>>>>>

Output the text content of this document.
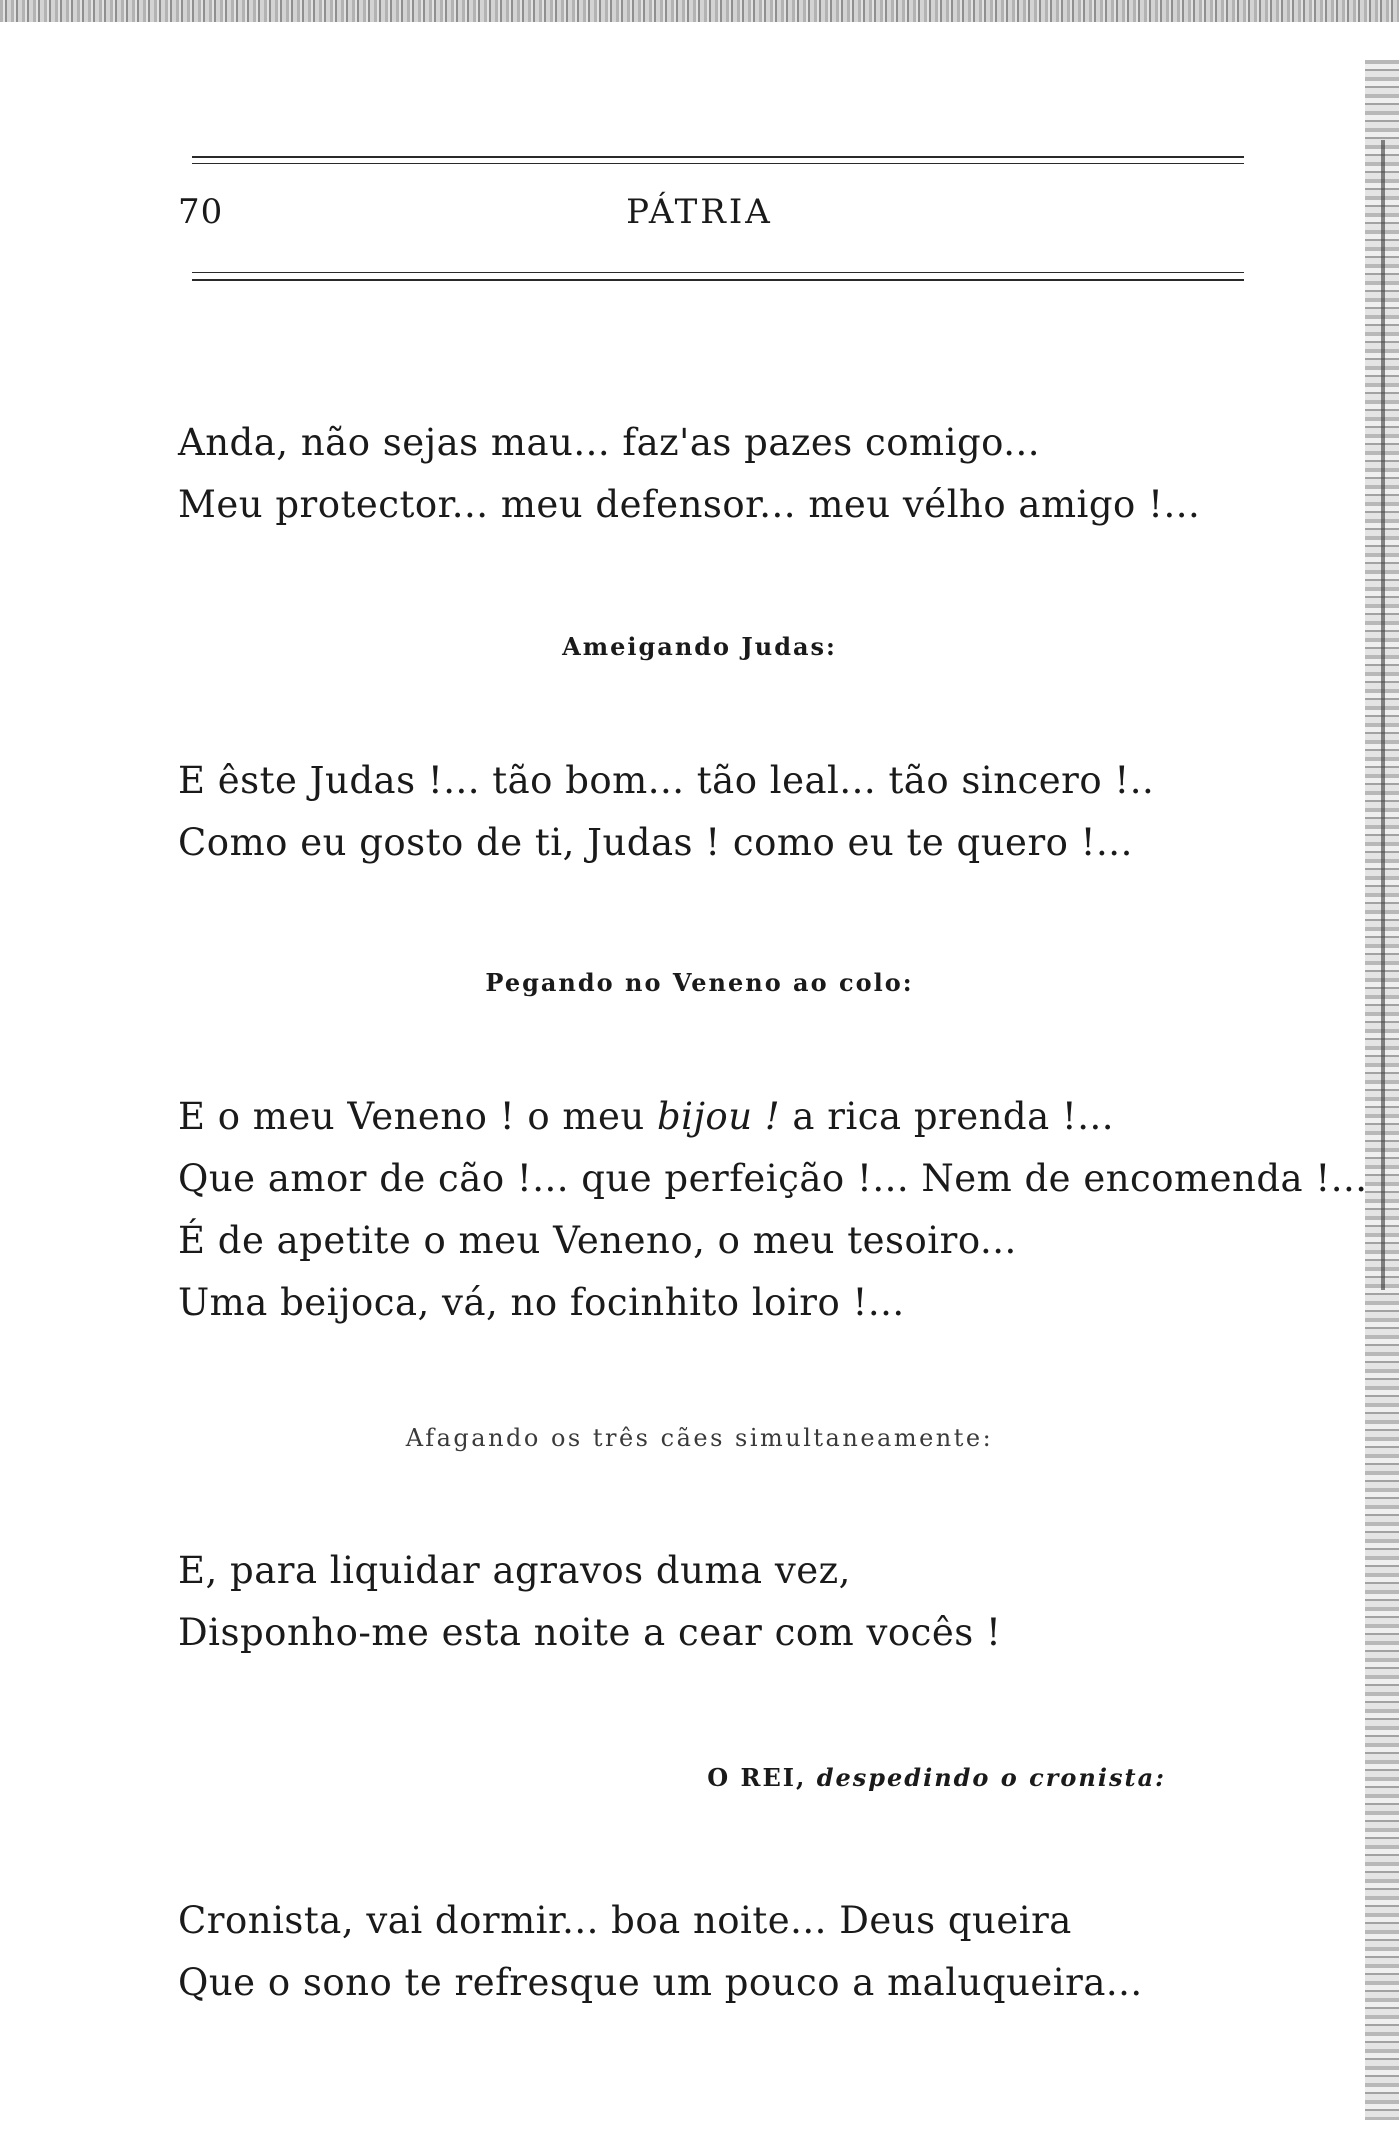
70	PÁTRIA

Anda, não sejas mau... faz'as pazes comigo...
Meu protector... meu defensor... meu vélho amigo !...

Ameigando Judas:

E êste Judas !... tão bom... tão leal... tão sincero !..
Como eu gosto de ti, Judas ! como eu te quero !...

Pegando no Veneno ao colo:

E o meu Veneno ! o meu bijou ! a rica prenda !...
Que amor de cão !... que perfeição !... Nem de encomenda !...
É de apetite o meu Veneno, o meu tesoiro...
Uma beijoca, vá, no focinhito loiro !...

Afagando os três cães simultaneamente:

E, para liquidar agravos duma vez,
Disponho-me esta noite a cear com vocês !

O REI, despedindo o cronista:

Cronista, vai dormir... boa noite... Deus queira
Que o sono te refresque um pouco a maluqueira...
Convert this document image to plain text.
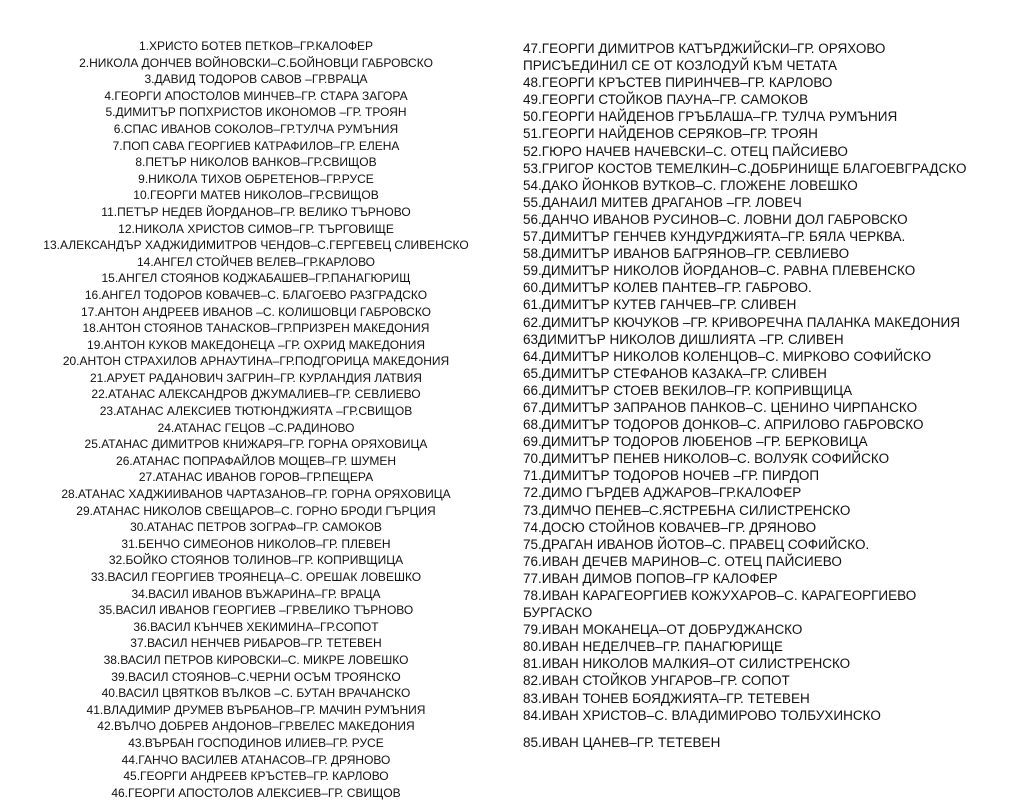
1.ХРИСТО БОТЕВ ПЕТКОВ–ГР.КАЛОФЕР
2.НИКОЛА ДОНЧЕВ ВОЙНОВСКИ–С.БОЙНОВЦИ ГАБРОВСКО
3.ДАВИД ТОДОРОВ САВОВ –ГР.ВРАЦА
4.ГЕОРГИ АПОСТОЛОВ МИНЧЕВ–ГР. СТАРА ЗАГОРА
5.ДИМИТЪР ПОПХРИСТОВ ИКОНОМОВ –ГР. ТРОЯН
6.СПАС ИВАНОВ СОКОЛОВ–ГР.ТУЛЧА РУМЪНИЯ
7.ПОП САВА ГЕОРГИЕВ КАТРАФИЛОВ–ГР. ЕЛЕНА
8.ПЕТЪР НИКОЛОВ ВАНКОВ–ГР.СВИЩОВ
9.НИКОЛА ТИХОВ ОБРЕТЕНОВ–ГР.РУСЕ
10.ГЕОРГИ МАТЕВ НИКОЛОВ–ГР.СВИЩОВ
11.ПЕТЪР НЕДЕВ ЙОРДАНОВ–ГР. ВЕЛИКО ТЪРНОВО
12.НИКОЛА ХРИСТОВ СИМОВ–ГР. ТЪРГОВИЩЕ
13.АЛЕКСАНДЪР ХАДЖИДИМИТРОВ ЧЕНДОВ–С.ГЕРГЕВЕЦ СЛИВЕНСКО
14.АНГЕЛ СТОЙЧЕВ ВЕЛЕВ–ГР.КАРЛОВО
15.АНГЕЛ СТОЯНОВ КОДЖАБАШЕВ–ГР.ПАНАГЮРИЩ
16.АНГЕЛ ТОДОРОВ КОВАЧЕВ–С. БЛАГОЕВО РАЗГРАДСКО
17.АНТОН АНДРЕЕВ ИВАНОВ –С. КОЛИШОВЦИ ГАБРОВСКО
18.АНТОН СТОЯНОВ ТАНАСКОВ–ГР.ПРИЗРЕН МАКЕДОНИЯ
19.АНТОН КУКОВ МАКЕДОНЕЦА –ГР. ОХРИД МАКЕДОНИЯ
20.АНТОН СТРАХИЛОВ АРНАУТИНА–ГР.ПОДГОРИЦА МАКЕДОНИЯ
21.АРУЕТ РАДАНОВИЧ ЗАГРИН–ГР. КУРЛАНДИЯ ЛАТВИЯ
22.АТАНАС АЛЕКСАНДРОВ ДЖУМАЛИЕВ–ГР. СЕВЛИЕВО
23.АТАНАС АЛЕКСИЕВ ТЮТЮНДЖИЯТА –ГР.СВИЩОВ
24.АТАНАС ГЕЦОВ –С.РАДИНОВО
25.АТАНАС ДИМИТРОВ КНИЖАРЯ–ГР. ГОРНА ОРЯХОВИЦА
26.АТАНАС ПОПРАФАЙЛОВ МОЩЕВ–ГР. ШУМЕН
27.АТАНАС ИВАНОВ ГОРОВ–ГР.ПЕЩЕРА
28.АТАНАС ХАДЖИИВАНОВ ЧАРТАЗАНОВ–ГР. ГОРНА ОРЯХОВИЦА
29.АТАНАС НИКОЛОВ СВЕЩАРОВ–С. ГОРНО БРОДИ ГЪРЦИЯ
30.АТАНАС ПЕТРОВ ЗОГРАФ–ГР. САМОКОВ
31.БЕНЧО СИМЕОНОВ НИКОЛОВ–ГР. ПЛЕВЕН
32.БОЙКО СТОЯНОВ ТОЛИНОВ–ГР. КОПРИВЩИЦА
33.ВАСИЛ ГЕОРГИЕВ ТРОЯНЕЦА–С. ОРЕШАК ЛОВЕШКО
34.ВАСИЛ ИВАНОВ ВЪЖАРИНА–ГР. ВРАЦА
35.ВАСИЛ ИВАНОВ ГЕОРГИЕВ –ГР.ВЕЛИКО ТЪРНОВО
36.ВАСИЛ КЪНЧЕВ ХЕКИМИНА–ГР.СОПОТ
37.ВАСИЛ НЕНЧЕВ РИБАРОВ–ГР. ТЕТЕВЕН
38.ВАСИЛ ПЕТРОВ КИРОВСКИ–С. МИКРЕ ЛОВЕШКО
39.ВАСИЛ СТОЯНОВ–С.ЧЕРНИ ОСЪМ ТРОЯНСКО
40.ВАСИЛ ЦВЯТКОВ ВЪЛКОВ –С. БУТАН ВРАЧАНСКО
41.ВЛАДИМИР ДРУМЕВ ВЪРБАНОВ–ГР. МАЧИН РУМЪНИЯ
42.ВЪЛЧО ДОБРЕВ АНДОНОВ–ГР.ВЕЛЕС МАКЕДОНИЯ
43.ВЪРБАН ГОСПОДИНОВ ИЛИЕВ–ГР. РУСЕ
44.ГАНЧО ВАСИЛЕВ АТАНАСОВ–ГР. ДРЯНОВО
45.ГЕОРГИ АНДРЕЕВ КРЪСТЕВ–ГР. КАРЛОВО
46.ГЕОРГИ АПОСТОЛОВ АЛЕКСИЕВ–ГР. СВИЩОВ
47.ГЕОРГИ ДИМИТРОВ КАТЪРДЖИЙСКИ–ГР. ОРЯХОВО
ПРИСЪЕДИНИЛ СЕ ОТ КОЗЛОДУЙ КЪМ ЧЕТАТА
48.ГЕОРГИ КРЪСТЕВ ПИРИНЧЕВ–ГР. КАРЛОВО
49.ГЕОРГИ СТОЙКОВ ПАУНА–ГР. САМОКОВ
50.ГЕОРГИ НАЙДЕНОВ ГРЪБЛАША–ГР. ТУЛЧА РУМЪНИЯ
51.ГЕОРГИ НАЙДЕНОВ СЕРЯКОВ–ГР. ТРОЯН
52.ГЮРО НАЧЕВ НАЧЕВСКИ–С. ОТЕЦ ПАЙСИЕВО
53.ГРИГОР КОСТОВ ТЕМЕЛКИН–С.ДОБРИНИЩЕ БЛАГОЕВГРАДСКО
54.ДАКО ЙОНКОВ ВУТКОВ–С. ГЛОЖЕНЕ ЛОВЕШКО
55.ДАНАИЛ МИТЕВ ДРАГАНОВ –ГР. ЛОВЕЧ
56.ДАНЧО ИВАНОВ РУСИНОВ–С. ЛОВНИ ДОЛ ГАБРОВСКО
57.ДИМИТЪР ГЕНЧЕВ КУНДУРДЖИЯТА–ГР. БЯЛА ЧЕРКВА.
58.ДИМИТЪР ИВАНОВ БАГРЯНОВ–ГР. СЕВЛИЕВО
59.ДИМИТЪР НИКОЛОВ ЙОРДАНОВ–С. РАВНА ПЛЕВЕНСКО
60.ДИМИТЪР КОЛЕВ ПАНТЕВ–ГР. ГАБРОВО.
61.ДИМИТЪР КУТЕВ ГАНЧЕВ–ГР. СЛИВЕН
62.ДИМИТЪР КЮЧУКОВ –ГР. КРИВОРЕЧНА ПАЛАНКА МАКЕДОНИЯ
63ДИМИТЪР НИКОЛОВ ДИШЛИЯТА –ГР. СЛИВЕН
64.ДИМИТЪР НИКОЛОВ КОЛЕНЦОВ–С. МИРКОВО СОФИЙСКО
65.ДИМИТЪР СТЕФАНОВ КАЗАКА–ГР. СЛИВЕН
66.ДИМИТЪР СТОЕВ ВЕКИЛОВ–ГР. КОПРИВЩИЦА
67.ДИМИТЪР ЗАПРАНОВ ПАНКОВ–С. ЦЕНИНО ЧИРПАНСКО
68.ДИМИТЪР ТОДОРОВ ДОНКОВ–С. АПРИЛОВО ГАБРОВСКО
69.ДИМИТЪР ТОДОРОВ ЛЮБЕНОВ –ГР. БЕРКОВИЦА
70.ДИМИТЪР ПЕНЕВ НИКОЛОВ–С. ВОЛУЯК СОФИЙСКО
71.ДИМИТЪР ТОДОРОВ НОЧЕВ –ГР. ПИРДОП
72.ДИМО ГЪРДЕВ АДЖАРОВ–ГР.КАЛОФЕР
73.ДИМЧО ПЕНЕВ–С.ЯСТРЕБНА СИЛИСТРЕНСКО
74.ДОСЮ СТОЙНОВ КОВАЧЕВ–ГР. ДРЯНОВО
75.ДРАГАН ИВАНОВ ЙОТОВ–С. ПРАВЕЦ СОФИЙСКО.
76.ИВАН ДЕЧЕВ МАРИНОВ–С. ОТЕЦ ПАЙСИЕВО
77.ИВАН ДИМОВ ПОПОВ–ГР КАЛОФЕР
78.ИВАН КАРАГЕОРГИЕВ КОЖУХАРОВ–С. КАРАГЕОРГИЕВО
БУРГАСКО
79.ИВАН МОКАНЕЦА–ОТ ДОБРУДЖАНСКО
80.ИВАН НЕДЕЛЧЕВ–ГР. ПАНАГЮРИЩЕ
81.ИВАН НИКОЛОВ МАЛКИЯ–ОТ СИЛИСТРЕНСКО
82.ИВАН СТОЙКОВ УНГАРОВ–ГР. СОПОТ
83.ИВАН ТОНЕВ БОЯДЖИЯТА–ГР. ТЕТЕВЕН
84.ИВАН ХРИСТОВ–С. ВЛАДИМИРОВО ТОЛБУХИНСКО
85.ИВАН ЦАНЕВ–ГР. ТЕТЕВЕН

<<<<<

● **Problem**
Reply with only the number of lines in the material above where the string "ЛОВЕШКО" appears.

● **Worked answer**
3